DOCUMENT EXTRACT:
━━━━━━━━━━━━━━━━━━━━

Italian Ambassador to the Holy See
- In office 1940–1942

Italian Ambassador to Germany
- In office 1935–1940
- Succeeded by: Dino Alfieri

Italian Ambassador to the Soviet Union
- In office 1930–1935

Italian Ambassador to Brazil
- In office 1928–1930

League of Nations High Commissioner of Danzig
- In office 1920
- Preceded by: Edward Lisle Strutt
- Succeeded by: Richard Haking

Personal details
- Born: 17 January 1880 Canneto di Bari
- Died: 9 February 1942 (aged 62) Rome
- Occupation: Diplomat

= Bernardo Attolico =

Italian diplomat

Bernardo Attolico (17 January 1880 – 9 February 1942) was an Italian diplomat.

━━━━━━━━━━━━━━━━━━━━

Write out the part of the text on Bernardo Attolico that opens with the words containing "Personal details" and closes with "an Italian diplomat.", substituting "Naples" for "Rome". The stored entries have nothing to do with this.

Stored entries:
━━━━━━━━━━━━━━━━━━━━

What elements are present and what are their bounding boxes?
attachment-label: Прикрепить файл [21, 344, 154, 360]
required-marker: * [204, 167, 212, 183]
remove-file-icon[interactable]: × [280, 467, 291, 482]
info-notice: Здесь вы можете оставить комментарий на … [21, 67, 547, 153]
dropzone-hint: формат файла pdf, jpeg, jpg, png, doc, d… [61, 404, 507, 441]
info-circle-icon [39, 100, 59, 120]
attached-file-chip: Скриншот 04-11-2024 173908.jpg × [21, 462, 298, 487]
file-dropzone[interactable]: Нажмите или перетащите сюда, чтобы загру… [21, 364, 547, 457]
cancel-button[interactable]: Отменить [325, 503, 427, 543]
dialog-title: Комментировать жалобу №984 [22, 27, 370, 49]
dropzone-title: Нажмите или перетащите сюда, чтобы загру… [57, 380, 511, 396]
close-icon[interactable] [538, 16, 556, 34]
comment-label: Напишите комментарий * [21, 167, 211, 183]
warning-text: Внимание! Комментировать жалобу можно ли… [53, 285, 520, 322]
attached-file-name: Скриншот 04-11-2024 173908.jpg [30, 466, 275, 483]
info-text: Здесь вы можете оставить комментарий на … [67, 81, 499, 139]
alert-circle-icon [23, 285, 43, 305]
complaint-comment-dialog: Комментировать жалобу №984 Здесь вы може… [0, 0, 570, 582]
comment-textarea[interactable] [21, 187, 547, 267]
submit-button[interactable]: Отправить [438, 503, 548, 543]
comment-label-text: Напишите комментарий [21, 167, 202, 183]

━━━━━━━━━━━━━━━━━━━━

TASK RESULT:
Personal details
- Born: 17 January 1880 Canneto di Bari
- Died: 9 February 1942 (aged 62) Naples
- Occupation: Diplomat

= Bernardo Attolico =

Italian diplomat

Bernardo Attolico (17 January 1880 – 9 February 1942) was an Italian diplomat.